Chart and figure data

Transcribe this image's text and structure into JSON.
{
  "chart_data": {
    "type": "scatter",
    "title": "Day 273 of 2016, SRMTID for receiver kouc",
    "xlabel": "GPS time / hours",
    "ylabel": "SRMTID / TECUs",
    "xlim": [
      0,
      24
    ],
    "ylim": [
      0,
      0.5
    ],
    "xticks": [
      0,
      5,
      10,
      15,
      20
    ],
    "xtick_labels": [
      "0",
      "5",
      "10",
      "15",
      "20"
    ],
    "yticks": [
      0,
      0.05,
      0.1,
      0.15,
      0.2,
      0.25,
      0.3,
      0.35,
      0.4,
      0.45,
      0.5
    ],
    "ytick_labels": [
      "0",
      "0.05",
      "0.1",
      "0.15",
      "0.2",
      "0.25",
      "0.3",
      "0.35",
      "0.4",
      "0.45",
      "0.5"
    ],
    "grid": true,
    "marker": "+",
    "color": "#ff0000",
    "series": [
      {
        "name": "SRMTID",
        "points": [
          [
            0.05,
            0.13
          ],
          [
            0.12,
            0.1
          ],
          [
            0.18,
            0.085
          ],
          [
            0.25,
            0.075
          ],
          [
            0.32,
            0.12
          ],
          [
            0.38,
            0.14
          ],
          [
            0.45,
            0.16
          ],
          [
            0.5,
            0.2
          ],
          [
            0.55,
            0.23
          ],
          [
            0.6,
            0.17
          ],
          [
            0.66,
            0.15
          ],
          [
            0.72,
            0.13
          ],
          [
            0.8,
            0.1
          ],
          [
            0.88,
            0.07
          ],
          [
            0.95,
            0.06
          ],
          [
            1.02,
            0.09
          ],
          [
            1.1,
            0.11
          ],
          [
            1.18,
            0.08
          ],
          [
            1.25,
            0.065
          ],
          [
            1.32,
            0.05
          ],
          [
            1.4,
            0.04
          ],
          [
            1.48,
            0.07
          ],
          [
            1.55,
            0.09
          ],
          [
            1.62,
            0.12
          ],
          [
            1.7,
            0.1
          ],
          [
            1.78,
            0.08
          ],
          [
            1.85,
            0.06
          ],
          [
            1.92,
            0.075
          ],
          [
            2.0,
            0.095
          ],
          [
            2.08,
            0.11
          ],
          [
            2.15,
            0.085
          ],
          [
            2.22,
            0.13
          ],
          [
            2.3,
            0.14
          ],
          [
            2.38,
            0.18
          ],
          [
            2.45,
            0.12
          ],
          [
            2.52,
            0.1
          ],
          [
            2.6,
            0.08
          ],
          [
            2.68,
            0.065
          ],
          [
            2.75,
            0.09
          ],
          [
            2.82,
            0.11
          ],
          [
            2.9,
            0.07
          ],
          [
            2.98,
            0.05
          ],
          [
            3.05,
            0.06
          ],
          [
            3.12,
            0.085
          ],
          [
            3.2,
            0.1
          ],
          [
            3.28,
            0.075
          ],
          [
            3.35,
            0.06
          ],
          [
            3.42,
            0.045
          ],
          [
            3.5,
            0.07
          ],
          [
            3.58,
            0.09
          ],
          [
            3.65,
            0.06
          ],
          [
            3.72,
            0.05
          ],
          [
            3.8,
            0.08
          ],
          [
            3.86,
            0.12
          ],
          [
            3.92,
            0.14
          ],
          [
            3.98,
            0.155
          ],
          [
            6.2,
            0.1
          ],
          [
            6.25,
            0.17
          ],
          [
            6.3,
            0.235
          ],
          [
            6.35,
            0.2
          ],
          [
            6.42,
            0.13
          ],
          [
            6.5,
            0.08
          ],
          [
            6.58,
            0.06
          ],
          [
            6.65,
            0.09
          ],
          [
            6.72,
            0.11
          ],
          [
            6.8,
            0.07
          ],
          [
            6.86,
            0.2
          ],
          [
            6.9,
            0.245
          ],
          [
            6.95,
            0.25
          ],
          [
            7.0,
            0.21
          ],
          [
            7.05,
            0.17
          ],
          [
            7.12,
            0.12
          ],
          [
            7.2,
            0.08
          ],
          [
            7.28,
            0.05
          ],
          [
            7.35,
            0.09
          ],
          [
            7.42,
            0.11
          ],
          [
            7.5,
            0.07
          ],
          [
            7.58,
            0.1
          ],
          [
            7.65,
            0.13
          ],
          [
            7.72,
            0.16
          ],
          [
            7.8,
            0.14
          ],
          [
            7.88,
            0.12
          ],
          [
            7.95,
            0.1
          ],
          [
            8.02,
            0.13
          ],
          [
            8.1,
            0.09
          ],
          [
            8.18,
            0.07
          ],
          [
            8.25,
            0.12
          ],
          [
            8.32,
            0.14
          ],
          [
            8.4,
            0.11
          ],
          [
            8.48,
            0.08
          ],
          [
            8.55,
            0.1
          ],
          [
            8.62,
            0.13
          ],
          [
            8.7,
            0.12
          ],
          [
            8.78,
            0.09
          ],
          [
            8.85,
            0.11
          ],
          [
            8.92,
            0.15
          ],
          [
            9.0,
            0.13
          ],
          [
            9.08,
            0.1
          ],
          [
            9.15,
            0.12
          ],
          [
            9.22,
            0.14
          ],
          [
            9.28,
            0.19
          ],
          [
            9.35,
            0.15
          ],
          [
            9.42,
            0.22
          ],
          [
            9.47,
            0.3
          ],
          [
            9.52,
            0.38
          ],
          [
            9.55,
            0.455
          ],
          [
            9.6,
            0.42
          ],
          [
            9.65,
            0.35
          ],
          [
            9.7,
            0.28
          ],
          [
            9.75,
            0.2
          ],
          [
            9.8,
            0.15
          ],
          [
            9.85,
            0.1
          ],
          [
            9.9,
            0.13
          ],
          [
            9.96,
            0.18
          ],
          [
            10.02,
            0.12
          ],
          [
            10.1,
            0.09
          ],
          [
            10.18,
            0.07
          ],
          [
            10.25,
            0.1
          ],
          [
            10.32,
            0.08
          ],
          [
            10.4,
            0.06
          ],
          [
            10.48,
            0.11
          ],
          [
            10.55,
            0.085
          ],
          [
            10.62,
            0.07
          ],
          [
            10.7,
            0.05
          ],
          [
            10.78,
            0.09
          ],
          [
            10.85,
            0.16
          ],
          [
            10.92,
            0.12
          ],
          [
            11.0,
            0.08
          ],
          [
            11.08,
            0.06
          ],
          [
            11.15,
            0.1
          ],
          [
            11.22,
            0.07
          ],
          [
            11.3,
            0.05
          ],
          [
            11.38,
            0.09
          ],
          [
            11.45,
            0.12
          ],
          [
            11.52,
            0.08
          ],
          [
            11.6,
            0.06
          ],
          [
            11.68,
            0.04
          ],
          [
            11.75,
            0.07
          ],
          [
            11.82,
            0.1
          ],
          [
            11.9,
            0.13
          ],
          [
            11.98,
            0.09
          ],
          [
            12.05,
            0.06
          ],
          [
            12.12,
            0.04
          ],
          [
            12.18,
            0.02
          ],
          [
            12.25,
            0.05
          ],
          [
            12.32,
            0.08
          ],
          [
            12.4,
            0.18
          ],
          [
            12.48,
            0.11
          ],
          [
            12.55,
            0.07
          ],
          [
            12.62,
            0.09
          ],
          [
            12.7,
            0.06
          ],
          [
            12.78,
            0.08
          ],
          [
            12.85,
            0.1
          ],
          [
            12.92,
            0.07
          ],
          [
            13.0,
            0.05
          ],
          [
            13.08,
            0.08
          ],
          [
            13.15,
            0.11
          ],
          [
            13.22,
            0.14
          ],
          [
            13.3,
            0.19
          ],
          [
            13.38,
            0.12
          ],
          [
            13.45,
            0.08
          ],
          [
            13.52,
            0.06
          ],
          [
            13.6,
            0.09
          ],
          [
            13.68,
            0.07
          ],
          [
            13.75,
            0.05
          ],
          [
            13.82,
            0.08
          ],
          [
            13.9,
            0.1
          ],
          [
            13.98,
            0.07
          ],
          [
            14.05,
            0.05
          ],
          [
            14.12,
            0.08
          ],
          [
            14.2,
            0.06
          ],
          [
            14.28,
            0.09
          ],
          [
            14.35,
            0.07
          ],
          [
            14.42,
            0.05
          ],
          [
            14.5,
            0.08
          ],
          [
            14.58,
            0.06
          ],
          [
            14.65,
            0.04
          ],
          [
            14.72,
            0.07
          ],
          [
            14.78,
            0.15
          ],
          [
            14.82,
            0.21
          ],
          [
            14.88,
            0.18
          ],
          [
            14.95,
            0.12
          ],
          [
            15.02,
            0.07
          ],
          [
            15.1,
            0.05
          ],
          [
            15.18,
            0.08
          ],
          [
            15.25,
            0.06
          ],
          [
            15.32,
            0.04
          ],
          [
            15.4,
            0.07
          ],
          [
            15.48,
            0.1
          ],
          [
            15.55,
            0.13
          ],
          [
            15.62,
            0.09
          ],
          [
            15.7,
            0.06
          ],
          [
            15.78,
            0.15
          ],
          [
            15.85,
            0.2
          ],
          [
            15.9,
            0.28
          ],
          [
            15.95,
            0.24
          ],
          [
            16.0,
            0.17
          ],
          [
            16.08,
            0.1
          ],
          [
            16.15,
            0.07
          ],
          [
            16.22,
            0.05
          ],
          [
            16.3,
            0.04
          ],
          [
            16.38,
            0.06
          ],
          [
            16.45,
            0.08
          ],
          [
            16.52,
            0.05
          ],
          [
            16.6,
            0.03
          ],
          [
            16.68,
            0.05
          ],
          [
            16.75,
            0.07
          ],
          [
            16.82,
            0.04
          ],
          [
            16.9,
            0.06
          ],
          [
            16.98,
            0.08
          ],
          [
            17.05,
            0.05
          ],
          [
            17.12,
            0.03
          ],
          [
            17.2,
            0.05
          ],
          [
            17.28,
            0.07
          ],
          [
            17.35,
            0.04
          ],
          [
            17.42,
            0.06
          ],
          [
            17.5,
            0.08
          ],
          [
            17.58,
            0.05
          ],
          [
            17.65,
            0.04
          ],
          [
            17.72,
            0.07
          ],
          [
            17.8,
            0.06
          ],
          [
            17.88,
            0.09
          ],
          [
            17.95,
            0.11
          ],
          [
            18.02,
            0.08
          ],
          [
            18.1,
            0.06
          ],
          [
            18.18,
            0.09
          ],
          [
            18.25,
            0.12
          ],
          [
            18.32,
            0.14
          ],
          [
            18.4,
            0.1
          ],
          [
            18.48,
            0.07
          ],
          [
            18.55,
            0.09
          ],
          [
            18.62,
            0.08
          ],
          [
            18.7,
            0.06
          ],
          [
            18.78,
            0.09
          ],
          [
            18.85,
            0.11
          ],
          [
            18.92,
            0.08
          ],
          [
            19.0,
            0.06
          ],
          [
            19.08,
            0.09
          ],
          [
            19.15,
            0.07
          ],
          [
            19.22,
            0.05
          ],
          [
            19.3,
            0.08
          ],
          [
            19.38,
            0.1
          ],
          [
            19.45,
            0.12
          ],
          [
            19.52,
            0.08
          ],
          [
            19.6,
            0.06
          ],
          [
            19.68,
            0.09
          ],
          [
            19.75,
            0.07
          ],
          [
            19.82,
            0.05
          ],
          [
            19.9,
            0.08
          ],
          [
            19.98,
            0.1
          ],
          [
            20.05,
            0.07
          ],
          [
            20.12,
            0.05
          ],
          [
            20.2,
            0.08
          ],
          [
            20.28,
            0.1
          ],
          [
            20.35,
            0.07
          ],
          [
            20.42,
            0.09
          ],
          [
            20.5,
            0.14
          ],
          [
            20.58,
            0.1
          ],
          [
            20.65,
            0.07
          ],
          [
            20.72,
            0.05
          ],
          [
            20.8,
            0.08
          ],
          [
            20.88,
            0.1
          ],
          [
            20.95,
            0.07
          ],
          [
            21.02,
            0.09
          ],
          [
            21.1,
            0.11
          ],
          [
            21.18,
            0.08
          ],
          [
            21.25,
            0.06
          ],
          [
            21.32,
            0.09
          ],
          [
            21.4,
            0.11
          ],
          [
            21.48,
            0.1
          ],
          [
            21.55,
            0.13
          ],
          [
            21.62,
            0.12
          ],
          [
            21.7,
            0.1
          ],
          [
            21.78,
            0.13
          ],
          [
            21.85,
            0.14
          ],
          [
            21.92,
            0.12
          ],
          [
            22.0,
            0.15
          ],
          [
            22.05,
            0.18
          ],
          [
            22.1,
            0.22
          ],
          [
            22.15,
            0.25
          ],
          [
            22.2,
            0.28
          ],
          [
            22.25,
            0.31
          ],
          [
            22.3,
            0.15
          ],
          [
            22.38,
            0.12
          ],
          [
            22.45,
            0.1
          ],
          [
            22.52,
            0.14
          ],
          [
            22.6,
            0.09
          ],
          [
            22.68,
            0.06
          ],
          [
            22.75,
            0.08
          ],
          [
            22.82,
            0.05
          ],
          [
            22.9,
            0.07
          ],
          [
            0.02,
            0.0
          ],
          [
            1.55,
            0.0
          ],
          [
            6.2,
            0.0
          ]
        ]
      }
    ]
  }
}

• [What needs to be done]:
Where a line of the entries contains the word "SRMTID", copy that line.

• [Problem solution]:
    "title": "Day 273 of 2016, SRMTID for receiver kouc",
    "ylabel": "SRMTID / TECUs",
        "name": "SRMTID",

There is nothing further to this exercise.